◆ **PROBLEM TO WORK ON**
Find each line with the string "JSON" and copy it.
## Start WORKING DATA
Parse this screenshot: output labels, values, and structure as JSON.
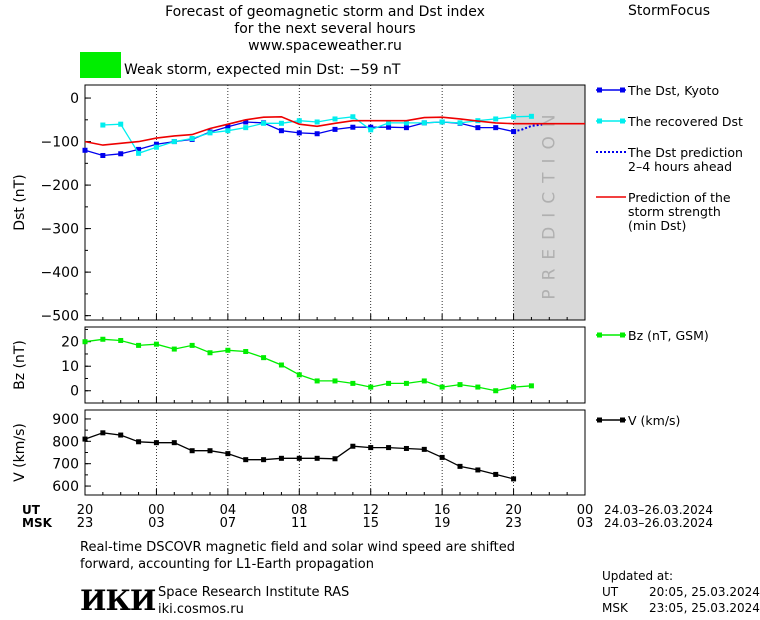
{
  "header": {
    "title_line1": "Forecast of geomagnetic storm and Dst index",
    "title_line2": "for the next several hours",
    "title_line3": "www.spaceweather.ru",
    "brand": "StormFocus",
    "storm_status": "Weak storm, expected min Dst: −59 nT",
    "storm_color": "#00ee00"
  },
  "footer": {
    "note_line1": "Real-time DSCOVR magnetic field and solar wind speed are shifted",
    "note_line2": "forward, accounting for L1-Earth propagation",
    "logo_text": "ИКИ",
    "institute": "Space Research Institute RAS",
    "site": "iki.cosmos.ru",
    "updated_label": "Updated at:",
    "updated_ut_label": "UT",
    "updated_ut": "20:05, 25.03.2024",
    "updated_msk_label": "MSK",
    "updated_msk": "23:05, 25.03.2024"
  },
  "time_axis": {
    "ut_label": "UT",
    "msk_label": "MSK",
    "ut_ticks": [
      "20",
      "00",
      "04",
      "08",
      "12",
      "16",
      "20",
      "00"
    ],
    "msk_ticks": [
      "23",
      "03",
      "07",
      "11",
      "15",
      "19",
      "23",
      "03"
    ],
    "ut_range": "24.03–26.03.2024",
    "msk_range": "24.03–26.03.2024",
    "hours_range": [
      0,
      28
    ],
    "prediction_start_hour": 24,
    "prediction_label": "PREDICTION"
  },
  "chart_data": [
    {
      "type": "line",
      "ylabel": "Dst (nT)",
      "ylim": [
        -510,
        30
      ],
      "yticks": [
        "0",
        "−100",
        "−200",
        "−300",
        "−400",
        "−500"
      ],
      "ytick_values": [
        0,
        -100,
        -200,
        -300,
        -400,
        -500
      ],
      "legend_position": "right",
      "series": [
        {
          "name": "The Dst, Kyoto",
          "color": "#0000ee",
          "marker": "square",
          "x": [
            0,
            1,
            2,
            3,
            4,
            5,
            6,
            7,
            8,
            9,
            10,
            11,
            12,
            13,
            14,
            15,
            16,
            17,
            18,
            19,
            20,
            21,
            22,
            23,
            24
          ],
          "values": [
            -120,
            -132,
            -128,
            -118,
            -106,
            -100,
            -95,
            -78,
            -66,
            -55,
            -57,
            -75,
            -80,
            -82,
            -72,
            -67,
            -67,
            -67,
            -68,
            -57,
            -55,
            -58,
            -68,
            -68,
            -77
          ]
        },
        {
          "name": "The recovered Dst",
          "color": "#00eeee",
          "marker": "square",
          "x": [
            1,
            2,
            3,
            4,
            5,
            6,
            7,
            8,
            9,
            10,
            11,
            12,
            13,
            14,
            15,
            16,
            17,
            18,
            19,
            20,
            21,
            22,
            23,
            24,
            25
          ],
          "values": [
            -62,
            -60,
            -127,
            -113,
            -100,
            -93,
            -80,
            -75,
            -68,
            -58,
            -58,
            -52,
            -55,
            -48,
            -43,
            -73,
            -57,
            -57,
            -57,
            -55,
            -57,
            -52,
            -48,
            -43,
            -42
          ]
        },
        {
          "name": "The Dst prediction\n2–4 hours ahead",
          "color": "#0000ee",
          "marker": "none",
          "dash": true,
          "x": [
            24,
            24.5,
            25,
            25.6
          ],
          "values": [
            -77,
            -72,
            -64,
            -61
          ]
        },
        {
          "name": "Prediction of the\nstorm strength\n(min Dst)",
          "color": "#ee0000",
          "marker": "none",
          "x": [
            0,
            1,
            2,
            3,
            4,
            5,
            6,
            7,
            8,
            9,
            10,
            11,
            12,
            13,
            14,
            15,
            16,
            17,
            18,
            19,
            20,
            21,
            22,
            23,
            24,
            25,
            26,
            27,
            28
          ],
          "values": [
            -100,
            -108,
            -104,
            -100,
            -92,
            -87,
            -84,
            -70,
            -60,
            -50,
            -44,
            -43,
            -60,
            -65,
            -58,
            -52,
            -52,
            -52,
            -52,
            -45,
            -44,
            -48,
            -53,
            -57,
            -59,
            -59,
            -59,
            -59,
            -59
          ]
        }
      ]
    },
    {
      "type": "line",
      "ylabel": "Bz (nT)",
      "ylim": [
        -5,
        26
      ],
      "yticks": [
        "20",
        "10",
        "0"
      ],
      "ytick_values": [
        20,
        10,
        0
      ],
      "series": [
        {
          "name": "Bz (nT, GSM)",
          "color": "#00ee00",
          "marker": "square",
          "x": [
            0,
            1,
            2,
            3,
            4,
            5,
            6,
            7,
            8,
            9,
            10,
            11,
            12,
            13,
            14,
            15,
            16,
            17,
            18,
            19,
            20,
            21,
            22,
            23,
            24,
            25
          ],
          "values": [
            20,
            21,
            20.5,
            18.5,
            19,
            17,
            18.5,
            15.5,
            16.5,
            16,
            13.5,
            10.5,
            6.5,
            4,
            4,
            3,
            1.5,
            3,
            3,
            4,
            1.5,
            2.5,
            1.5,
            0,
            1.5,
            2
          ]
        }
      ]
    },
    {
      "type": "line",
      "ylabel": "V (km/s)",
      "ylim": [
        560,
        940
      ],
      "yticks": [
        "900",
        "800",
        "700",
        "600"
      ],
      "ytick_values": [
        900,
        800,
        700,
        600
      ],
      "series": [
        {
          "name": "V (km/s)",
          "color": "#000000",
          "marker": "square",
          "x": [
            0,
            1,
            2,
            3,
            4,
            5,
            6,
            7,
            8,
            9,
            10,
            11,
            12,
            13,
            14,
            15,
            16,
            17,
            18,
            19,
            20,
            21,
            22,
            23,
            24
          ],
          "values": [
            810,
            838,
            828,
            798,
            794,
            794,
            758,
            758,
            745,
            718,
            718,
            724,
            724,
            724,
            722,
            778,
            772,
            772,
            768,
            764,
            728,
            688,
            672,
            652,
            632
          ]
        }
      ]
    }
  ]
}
## End WORKING DATA
## Start WORKING DATA
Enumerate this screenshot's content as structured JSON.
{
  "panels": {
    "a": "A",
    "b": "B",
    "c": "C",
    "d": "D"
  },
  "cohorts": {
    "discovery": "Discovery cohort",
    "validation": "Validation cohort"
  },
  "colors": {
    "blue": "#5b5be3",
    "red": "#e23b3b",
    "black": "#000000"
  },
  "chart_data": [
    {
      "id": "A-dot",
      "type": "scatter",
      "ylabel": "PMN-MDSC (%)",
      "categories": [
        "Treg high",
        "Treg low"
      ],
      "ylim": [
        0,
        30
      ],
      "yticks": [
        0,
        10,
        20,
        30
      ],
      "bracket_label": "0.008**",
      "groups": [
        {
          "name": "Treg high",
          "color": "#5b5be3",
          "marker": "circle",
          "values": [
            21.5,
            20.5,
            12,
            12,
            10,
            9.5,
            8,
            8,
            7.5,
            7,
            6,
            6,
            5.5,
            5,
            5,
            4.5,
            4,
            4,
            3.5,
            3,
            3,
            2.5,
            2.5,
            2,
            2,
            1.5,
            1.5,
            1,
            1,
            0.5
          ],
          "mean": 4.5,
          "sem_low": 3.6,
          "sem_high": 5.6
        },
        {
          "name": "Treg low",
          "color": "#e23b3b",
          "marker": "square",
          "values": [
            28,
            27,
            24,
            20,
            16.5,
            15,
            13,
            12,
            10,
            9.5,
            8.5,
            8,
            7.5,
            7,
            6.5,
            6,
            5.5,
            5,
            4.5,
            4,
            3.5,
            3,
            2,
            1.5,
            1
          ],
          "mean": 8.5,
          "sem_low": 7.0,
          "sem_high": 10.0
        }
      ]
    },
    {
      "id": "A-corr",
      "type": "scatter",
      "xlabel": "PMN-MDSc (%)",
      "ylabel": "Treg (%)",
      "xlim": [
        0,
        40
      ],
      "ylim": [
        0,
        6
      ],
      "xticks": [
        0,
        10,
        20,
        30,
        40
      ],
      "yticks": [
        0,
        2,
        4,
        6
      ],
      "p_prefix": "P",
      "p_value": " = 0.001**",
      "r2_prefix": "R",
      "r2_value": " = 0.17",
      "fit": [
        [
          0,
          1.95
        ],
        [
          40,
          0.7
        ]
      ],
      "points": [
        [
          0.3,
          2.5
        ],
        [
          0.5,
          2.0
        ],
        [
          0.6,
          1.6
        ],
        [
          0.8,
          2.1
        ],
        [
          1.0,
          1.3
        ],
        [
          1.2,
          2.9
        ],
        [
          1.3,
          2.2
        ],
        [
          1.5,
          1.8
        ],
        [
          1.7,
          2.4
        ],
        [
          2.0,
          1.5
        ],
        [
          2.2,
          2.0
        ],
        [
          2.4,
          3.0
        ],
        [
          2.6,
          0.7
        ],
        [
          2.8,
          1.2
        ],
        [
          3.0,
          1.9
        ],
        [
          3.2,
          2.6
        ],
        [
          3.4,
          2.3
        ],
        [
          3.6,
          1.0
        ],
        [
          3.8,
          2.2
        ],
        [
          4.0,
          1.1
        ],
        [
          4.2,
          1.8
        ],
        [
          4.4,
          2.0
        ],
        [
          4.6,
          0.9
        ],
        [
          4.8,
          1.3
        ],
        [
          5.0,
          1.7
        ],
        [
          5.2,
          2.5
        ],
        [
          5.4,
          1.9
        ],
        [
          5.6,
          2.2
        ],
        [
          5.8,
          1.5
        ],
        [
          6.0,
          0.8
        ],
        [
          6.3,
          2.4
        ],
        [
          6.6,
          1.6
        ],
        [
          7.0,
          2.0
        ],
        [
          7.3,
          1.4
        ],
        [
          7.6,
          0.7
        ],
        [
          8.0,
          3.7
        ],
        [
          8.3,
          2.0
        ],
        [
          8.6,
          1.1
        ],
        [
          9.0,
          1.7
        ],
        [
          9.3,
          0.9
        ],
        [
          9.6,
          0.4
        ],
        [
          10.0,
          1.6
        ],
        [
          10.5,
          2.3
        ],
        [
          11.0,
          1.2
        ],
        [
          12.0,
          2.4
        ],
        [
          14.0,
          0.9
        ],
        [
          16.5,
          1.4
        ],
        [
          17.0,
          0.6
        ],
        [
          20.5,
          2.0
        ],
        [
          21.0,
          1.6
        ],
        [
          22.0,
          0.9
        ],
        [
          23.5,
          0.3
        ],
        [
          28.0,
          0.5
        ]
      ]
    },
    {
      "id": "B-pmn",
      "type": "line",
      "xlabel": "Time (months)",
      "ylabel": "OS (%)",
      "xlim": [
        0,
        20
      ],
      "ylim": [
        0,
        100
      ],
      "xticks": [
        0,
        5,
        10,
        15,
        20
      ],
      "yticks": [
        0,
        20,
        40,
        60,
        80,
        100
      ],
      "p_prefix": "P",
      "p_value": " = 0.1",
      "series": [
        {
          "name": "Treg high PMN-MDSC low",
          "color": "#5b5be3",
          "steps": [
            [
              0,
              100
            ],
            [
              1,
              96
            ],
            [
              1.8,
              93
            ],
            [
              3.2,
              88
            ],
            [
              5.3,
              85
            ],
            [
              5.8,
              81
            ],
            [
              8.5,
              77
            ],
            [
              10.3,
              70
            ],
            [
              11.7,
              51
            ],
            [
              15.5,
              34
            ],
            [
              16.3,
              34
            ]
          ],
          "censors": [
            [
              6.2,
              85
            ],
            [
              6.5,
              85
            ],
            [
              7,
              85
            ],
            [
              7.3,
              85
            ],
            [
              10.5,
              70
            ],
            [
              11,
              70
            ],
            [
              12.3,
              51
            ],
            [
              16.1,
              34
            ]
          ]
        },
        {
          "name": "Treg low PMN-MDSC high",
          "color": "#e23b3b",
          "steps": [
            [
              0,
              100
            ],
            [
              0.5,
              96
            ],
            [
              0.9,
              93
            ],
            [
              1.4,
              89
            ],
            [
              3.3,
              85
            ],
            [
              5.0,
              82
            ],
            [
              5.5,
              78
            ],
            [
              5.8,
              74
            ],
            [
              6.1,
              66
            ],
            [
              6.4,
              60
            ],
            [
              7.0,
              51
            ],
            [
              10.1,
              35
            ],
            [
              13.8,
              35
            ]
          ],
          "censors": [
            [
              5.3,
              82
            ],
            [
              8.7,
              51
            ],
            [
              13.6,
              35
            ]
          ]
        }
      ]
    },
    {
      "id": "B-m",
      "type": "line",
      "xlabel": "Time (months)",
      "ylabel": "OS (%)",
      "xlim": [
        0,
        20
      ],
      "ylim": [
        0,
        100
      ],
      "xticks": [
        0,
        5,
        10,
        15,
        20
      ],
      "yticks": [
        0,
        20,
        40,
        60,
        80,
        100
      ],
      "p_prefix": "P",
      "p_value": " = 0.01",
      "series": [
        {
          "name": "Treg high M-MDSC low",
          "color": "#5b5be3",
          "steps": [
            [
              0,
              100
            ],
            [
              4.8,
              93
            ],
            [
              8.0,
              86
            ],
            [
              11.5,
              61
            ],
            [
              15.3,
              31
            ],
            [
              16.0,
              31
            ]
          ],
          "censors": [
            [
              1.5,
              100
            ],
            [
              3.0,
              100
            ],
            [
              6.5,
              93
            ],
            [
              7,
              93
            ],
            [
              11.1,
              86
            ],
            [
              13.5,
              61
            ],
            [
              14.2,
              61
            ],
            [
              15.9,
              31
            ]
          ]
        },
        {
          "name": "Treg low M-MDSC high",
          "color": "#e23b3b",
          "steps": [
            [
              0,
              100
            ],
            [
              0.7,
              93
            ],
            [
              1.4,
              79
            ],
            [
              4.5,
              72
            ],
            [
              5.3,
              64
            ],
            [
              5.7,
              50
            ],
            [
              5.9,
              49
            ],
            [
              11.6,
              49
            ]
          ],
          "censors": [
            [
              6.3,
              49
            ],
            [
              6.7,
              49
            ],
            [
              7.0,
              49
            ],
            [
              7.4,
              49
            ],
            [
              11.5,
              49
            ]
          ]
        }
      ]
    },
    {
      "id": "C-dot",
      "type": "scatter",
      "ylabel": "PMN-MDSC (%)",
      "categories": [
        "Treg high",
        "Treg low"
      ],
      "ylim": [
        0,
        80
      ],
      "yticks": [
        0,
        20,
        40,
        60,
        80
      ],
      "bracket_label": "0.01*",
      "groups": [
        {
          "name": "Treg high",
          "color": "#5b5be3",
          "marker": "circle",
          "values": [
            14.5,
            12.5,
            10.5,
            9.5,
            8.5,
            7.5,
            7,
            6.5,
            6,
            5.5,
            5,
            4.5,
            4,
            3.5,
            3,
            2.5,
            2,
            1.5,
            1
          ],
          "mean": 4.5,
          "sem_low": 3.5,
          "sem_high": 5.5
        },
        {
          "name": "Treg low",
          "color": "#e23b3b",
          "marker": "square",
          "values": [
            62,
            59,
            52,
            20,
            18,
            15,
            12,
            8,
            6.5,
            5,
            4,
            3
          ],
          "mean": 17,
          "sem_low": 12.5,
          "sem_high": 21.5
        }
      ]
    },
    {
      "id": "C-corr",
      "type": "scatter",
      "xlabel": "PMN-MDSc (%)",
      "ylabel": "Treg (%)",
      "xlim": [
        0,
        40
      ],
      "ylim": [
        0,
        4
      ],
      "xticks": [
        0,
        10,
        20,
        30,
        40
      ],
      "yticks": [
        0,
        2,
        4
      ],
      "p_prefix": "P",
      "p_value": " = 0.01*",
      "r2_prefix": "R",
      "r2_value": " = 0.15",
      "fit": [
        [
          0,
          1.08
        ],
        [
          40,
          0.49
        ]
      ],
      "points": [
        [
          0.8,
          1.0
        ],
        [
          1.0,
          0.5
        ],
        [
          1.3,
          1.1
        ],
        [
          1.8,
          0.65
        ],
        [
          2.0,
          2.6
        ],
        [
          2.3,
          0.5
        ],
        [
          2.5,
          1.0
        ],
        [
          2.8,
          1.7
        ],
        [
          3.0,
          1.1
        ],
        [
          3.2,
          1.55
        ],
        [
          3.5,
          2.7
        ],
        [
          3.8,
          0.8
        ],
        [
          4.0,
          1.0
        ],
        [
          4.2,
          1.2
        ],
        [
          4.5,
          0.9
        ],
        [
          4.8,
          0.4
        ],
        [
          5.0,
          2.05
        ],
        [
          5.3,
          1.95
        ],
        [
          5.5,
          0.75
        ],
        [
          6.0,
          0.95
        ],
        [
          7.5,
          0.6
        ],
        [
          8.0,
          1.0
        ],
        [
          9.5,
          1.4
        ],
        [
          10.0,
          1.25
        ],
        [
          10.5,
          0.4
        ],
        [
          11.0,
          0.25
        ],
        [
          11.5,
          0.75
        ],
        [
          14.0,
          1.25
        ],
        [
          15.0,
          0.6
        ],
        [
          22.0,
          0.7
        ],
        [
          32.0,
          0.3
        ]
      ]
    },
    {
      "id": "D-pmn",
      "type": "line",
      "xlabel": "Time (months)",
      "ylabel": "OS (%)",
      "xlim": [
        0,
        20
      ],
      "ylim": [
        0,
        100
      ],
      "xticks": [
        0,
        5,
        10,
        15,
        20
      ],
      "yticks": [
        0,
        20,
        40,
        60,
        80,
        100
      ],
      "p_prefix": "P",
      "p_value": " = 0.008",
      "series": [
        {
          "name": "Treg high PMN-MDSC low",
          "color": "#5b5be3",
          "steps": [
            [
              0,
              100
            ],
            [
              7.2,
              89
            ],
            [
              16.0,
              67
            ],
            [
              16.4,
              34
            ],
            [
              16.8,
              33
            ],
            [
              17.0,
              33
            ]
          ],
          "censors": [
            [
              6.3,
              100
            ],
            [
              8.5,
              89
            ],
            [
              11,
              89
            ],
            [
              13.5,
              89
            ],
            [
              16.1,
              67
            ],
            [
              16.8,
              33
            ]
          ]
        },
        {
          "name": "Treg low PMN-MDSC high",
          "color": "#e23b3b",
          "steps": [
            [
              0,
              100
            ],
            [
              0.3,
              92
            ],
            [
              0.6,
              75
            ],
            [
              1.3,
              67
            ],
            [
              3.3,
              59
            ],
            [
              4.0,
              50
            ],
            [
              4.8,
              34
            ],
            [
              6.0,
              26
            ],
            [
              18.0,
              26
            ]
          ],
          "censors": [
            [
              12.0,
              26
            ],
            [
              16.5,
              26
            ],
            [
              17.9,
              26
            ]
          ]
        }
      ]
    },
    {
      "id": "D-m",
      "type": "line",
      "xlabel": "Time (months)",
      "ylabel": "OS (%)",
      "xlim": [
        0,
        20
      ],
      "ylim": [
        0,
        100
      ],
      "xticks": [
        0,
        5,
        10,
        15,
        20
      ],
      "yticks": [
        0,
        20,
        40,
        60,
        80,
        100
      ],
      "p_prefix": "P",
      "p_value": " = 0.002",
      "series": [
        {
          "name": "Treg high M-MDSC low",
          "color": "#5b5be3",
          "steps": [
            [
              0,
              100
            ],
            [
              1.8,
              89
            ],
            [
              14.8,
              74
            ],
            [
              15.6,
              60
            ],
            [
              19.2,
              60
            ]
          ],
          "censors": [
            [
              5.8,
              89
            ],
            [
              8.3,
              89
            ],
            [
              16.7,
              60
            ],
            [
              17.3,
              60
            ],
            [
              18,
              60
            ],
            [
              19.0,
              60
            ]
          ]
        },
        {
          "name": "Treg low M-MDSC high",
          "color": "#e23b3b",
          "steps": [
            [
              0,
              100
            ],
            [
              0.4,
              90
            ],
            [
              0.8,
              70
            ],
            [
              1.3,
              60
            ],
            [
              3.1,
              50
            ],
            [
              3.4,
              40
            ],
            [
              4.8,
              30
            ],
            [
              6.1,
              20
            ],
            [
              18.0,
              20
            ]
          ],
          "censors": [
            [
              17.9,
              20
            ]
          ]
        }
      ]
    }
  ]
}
## End WORKING DATA
◆ **RESPONSE FOR THIS EXERCISE**
Parse this screenshot: output labels, values, and structure as JSON.
Enumerate this screenshot's content as structured JSON.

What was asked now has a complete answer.